## Material shown:
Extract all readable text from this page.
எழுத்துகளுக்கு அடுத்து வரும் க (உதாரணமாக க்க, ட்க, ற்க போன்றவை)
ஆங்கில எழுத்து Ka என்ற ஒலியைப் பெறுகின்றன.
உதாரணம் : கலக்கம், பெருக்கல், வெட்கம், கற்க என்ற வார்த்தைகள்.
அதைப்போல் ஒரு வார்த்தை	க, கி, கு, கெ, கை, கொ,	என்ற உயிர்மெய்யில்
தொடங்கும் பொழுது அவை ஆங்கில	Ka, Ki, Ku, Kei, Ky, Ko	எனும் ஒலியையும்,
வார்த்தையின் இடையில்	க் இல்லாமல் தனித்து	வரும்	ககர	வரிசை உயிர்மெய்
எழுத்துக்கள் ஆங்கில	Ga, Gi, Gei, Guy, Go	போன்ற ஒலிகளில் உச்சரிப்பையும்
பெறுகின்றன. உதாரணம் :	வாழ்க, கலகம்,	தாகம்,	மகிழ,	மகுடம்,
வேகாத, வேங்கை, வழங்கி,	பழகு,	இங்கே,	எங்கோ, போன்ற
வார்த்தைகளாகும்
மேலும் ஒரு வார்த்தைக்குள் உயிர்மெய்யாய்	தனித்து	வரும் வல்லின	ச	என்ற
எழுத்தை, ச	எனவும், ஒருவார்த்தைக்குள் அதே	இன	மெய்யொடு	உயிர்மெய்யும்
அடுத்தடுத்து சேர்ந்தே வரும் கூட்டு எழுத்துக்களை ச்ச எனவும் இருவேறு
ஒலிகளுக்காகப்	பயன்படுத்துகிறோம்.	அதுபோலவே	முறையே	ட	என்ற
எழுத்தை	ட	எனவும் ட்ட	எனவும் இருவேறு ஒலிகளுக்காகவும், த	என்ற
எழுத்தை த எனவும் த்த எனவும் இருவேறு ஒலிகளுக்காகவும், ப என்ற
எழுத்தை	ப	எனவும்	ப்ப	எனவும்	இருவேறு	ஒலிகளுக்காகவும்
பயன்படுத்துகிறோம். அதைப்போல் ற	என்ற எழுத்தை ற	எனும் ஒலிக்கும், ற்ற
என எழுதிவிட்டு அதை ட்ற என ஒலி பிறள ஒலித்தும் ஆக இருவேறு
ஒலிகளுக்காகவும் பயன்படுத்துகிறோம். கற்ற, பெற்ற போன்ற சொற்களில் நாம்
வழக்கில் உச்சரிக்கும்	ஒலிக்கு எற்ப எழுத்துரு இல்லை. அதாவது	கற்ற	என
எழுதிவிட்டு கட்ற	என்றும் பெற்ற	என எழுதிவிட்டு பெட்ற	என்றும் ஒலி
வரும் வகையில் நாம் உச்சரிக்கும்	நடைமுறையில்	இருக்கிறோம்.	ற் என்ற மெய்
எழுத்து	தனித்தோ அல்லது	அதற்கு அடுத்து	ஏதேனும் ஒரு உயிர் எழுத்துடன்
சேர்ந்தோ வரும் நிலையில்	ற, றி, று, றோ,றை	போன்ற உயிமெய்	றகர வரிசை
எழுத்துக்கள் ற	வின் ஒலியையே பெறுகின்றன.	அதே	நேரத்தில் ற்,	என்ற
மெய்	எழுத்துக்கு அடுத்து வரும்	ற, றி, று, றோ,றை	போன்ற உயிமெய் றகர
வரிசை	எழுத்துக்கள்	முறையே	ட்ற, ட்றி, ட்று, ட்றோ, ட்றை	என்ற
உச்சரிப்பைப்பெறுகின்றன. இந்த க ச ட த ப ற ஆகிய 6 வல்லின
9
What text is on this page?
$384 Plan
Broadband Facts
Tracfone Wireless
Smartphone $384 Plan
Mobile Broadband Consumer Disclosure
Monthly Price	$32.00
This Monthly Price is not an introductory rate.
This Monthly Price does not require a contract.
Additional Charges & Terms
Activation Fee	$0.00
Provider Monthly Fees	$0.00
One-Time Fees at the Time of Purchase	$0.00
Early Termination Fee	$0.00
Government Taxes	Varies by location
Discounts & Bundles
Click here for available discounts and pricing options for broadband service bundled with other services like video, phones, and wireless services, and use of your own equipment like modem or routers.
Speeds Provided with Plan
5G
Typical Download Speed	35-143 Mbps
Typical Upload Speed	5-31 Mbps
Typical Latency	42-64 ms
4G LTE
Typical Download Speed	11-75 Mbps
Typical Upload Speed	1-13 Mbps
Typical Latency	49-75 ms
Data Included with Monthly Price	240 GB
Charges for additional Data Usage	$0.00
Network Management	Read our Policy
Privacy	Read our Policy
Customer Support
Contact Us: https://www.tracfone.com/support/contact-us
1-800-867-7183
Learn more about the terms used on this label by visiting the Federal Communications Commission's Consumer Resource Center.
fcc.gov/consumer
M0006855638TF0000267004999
==
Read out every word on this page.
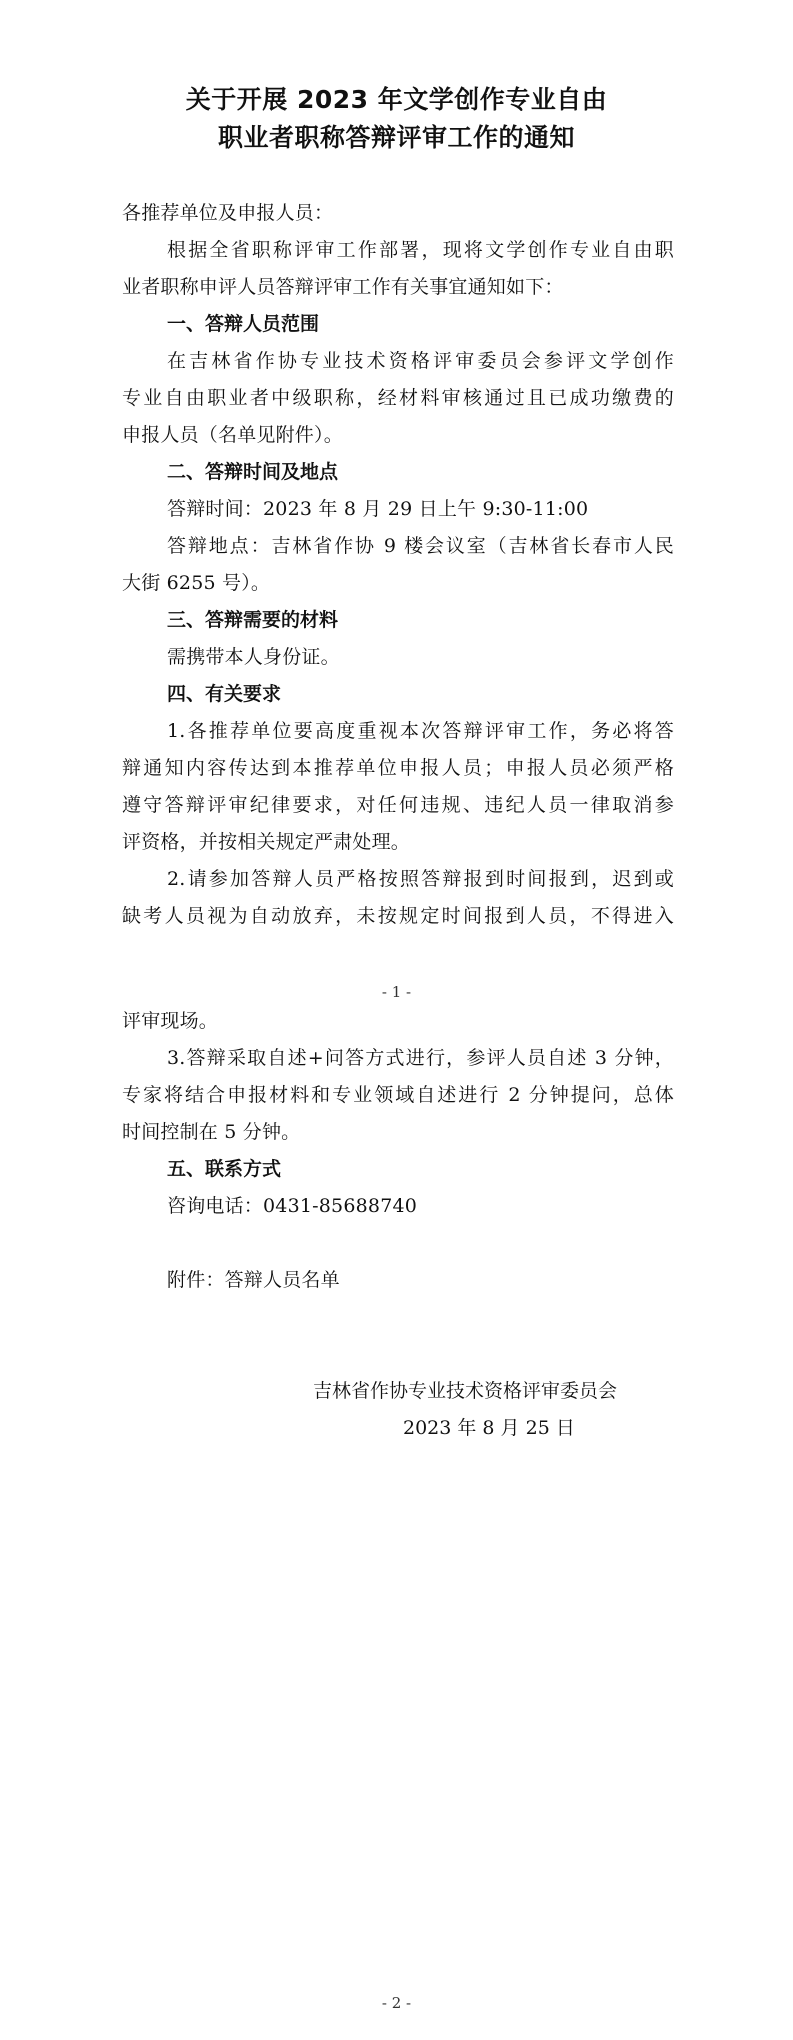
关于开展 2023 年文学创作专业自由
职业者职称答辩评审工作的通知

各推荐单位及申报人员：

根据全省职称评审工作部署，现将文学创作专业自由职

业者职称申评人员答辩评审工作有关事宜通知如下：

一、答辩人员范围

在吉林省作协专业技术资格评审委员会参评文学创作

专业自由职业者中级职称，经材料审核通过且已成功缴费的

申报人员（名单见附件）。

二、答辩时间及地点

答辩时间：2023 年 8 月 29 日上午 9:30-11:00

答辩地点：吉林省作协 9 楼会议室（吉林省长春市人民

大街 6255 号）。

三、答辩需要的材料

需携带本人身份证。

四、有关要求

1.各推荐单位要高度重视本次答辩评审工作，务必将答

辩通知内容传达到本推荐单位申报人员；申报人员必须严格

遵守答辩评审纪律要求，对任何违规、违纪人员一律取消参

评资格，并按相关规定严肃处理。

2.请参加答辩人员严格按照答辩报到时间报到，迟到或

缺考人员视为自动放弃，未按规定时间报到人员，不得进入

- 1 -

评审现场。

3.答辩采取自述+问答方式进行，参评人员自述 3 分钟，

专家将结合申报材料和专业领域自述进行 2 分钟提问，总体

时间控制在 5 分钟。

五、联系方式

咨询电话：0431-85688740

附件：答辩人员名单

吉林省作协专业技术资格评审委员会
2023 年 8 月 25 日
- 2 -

## Work to be completed:
Pull out every line containing "Typical".

## Task answer:
Typical Download Speed	35-143 Mbps
Typical Upload Speed	5-31 Mbps
Typical Latency	42-64 ms
Typical Download Speed	11-75 Mbps
Typical Upload Speed	1-13 Mbps
Typical Latency	49-75 ms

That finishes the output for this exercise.